#### Task to carry out
Rewrite the rows from the one containing "I need the location" through the one containing "image-icon — [203, 399, 229, 425]", replacing every "raw-file" with "raw-image" and leaving everything else unchanged. Omit the pictures.

#### Exercise input
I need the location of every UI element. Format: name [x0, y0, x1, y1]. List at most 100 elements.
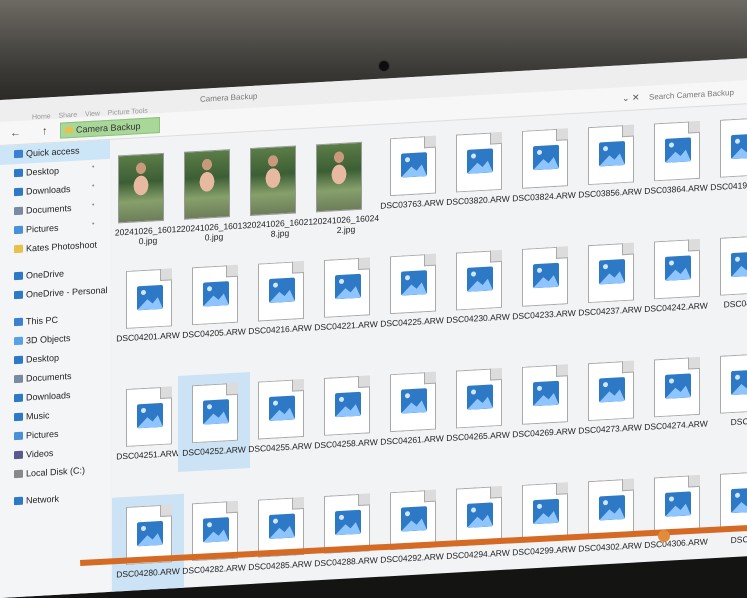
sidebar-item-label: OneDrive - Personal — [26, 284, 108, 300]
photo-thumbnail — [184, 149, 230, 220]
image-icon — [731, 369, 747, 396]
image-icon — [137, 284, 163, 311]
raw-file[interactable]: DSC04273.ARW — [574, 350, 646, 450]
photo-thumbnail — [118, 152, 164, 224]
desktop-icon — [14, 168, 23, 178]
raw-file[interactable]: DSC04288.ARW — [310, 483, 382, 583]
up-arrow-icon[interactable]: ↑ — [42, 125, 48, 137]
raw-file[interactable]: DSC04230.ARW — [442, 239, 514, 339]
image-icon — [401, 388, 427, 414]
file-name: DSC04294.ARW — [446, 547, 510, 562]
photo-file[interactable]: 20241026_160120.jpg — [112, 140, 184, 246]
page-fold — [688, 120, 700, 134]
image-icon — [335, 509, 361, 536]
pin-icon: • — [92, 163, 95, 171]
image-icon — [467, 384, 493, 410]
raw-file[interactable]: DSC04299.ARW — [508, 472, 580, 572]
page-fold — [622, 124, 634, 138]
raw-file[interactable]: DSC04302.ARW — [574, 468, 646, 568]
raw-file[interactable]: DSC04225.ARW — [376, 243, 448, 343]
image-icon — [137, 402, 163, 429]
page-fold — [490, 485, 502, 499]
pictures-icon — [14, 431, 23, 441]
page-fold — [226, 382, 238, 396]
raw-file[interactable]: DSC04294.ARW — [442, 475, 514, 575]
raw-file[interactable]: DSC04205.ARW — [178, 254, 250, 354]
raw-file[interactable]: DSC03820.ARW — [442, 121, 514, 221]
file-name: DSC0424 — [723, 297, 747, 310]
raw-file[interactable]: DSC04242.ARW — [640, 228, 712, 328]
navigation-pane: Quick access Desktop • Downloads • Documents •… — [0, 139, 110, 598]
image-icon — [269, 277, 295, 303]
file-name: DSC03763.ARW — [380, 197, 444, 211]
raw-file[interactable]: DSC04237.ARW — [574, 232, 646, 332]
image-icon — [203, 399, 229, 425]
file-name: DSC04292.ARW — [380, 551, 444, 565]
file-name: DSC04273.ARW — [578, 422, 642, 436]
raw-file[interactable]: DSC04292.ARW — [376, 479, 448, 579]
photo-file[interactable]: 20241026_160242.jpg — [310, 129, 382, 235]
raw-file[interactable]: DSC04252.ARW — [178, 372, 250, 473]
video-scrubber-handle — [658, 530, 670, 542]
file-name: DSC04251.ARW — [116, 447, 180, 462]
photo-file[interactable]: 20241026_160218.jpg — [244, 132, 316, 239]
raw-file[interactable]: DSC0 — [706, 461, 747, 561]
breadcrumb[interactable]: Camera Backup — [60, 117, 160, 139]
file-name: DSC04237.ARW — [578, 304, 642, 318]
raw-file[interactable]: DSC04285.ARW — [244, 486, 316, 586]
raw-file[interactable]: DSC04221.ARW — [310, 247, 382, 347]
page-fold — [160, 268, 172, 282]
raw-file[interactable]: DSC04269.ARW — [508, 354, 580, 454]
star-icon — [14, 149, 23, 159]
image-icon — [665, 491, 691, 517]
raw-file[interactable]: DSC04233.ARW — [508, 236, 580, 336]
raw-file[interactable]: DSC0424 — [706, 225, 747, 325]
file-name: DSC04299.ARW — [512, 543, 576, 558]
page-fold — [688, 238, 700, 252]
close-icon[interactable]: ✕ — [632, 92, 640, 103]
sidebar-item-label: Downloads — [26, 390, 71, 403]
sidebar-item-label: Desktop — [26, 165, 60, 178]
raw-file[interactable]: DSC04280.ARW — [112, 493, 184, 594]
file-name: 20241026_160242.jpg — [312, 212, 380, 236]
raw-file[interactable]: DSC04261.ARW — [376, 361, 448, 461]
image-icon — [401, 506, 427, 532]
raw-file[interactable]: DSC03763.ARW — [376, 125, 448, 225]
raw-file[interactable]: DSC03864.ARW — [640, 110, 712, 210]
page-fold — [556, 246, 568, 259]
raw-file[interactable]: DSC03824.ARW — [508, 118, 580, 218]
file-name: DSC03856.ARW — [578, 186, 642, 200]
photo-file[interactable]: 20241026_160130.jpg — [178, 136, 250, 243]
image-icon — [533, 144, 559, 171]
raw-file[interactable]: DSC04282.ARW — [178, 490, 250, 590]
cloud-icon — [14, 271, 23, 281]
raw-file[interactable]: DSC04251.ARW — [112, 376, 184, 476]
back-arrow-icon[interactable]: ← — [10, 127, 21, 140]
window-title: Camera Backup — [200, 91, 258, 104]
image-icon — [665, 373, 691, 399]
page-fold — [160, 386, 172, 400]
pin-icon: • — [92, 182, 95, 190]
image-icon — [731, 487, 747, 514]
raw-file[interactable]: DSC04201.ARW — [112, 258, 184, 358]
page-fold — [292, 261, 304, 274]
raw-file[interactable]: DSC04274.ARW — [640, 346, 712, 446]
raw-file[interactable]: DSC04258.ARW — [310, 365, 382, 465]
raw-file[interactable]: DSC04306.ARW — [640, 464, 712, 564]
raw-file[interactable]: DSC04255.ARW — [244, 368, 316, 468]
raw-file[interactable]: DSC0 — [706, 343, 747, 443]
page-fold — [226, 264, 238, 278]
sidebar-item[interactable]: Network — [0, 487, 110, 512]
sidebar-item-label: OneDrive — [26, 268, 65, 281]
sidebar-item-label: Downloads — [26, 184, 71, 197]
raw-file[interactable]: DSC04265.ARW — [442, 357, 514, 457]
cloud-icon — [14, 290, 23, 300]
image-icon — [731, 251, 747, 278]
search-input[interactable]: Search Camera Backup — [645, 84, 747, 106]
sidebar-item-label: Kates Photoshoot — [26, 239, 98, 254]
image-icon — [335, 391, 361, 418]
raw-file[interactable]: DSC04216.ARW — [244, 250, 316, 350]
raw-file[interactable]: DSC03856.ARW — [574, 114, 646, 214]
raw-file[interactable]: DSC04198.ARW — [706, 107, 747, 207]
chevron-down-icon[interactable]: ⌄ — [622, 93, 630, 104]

...

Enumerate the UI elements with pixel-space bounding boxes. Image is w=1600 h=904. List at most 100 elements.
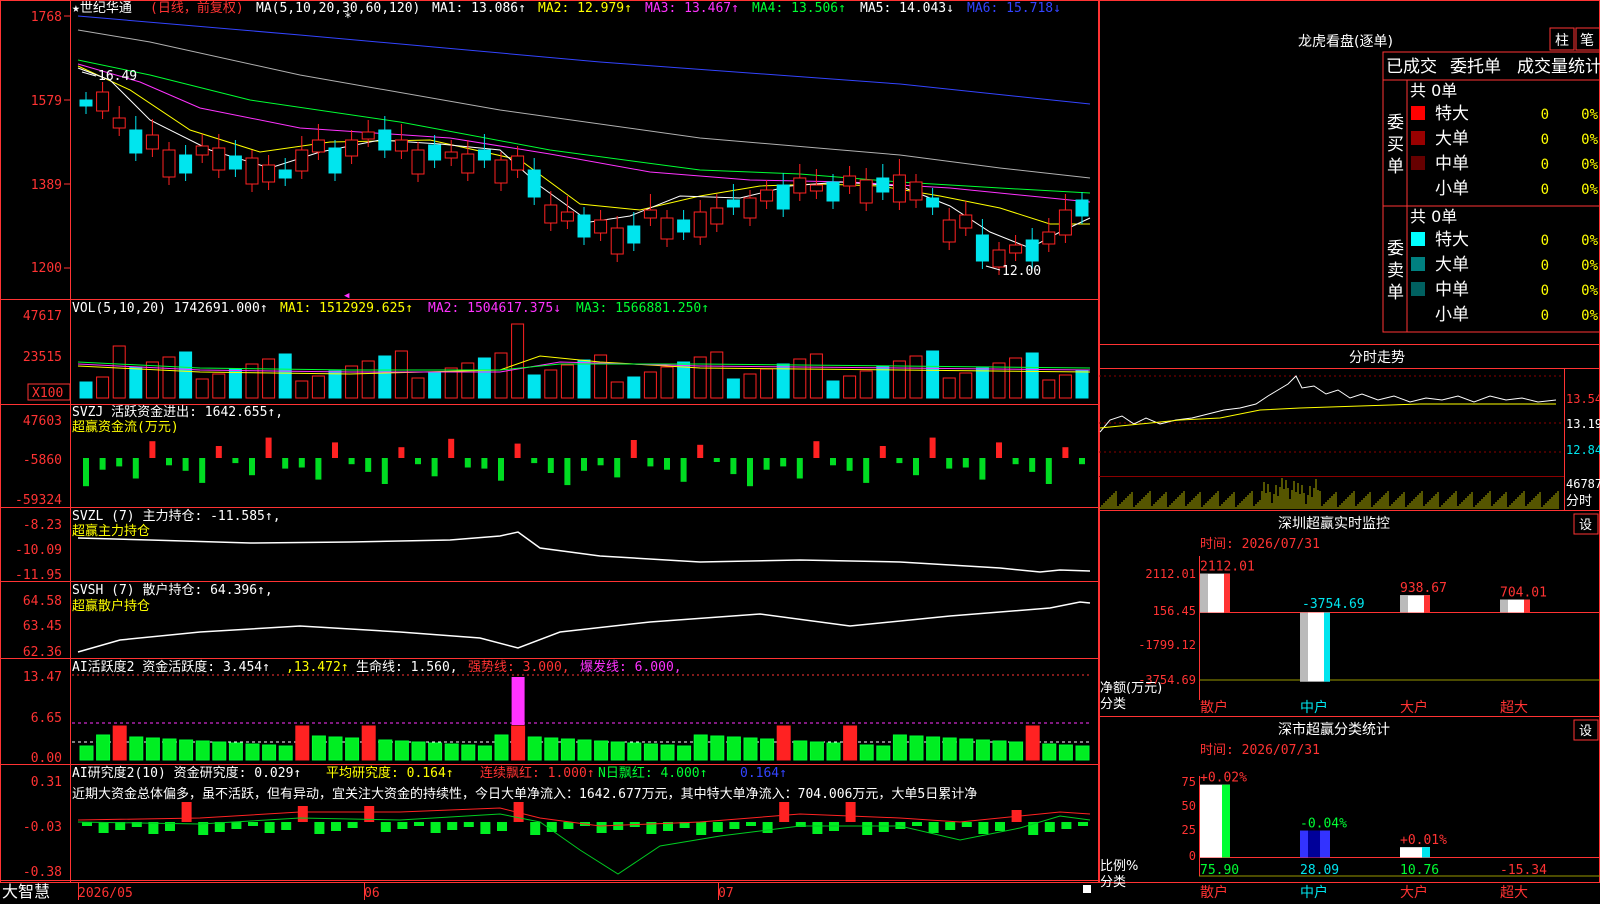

#### Solved problem
I need the location of every UI element. Format: name [x0, y0, x1, y1]. List at most 100 elements.
sidebar-item-label: OneDrive - Personal — [26, 284, 108, 300]
photo-thumbnail — [184, 149, 230, 220]
image-icon — [731, 369, 747, 396]
image-icon — [137, 284, 163, 311]
raw-image[interactable]: DSC04273.ARW — [574, 350, 646, 450]
photo-thumbnail — [118, 152, 164, 224]
desktop-icon — [14, 168, 23, 178]
raw-image[interactable]: DSC04288.ARW — [310, 483, 382, 583]
up-arrow-icon[interactable]: ↑ — [42, 125, 48, 137]
raw-image[interactable]: DSC04230.ARW — [442, 239, 514, 339]
image-icon — [401, 388, 427, 414]
file-name: DSC04294.ARW — [446, 547, 510, 562]
photo-file[interactable]: 20241026_160120.jpg — [112, 140, 184, 246]
page-fold — [688, 120, 700, 134]
image-icon — [335, 509, 361, 536]
pin-icon: • — [92, 163, 95, 171]
image-icon — [467, 384, 493, 410]
raw-image[interactable]: DSC04299.ARW — [508, 472, 580, 572]
page-fold — [622, 124, 634, 138]
raw-image[interactable]: DSC04302.ARW — [574, 468, 646, 568]
raw-image[interactable]: DSC04225.ARW — [376, 243, 448, 343]
image-icon — [137, 402, 163, 429]
page-fold — [490, 485, 502, 499]
pictures-icon — [14, 431, 23, 441]
page-fold — [226, 382, 238, 396]
raw-image[interactable]: DSC04294.ARW — [442, 475, 514, 575]
raw-image[interactable]: DSC04205.ARW — [178, 254, 250, 354]
raw-image[interactable]: DSC03820.ARW — [442, 121, 514, 221]
file-name: DSC0424 — [723, 297, 747, 310]
raw-image[interactable]: DSC04242.ARW — [640, 228, 712, 328]
navigation-pane: Quick access Desktop • Downloads • Documents •… — [0, 139, 110, 598]
image-icon — [269, 277, 295, 303]
file-name: DSC03763.ARW — [380, 197, 444, 211]
raw-image[interactable]: DSC04237.ARW — [574, 232, 646, 332]
image-icon — [203, 399, 229, 425]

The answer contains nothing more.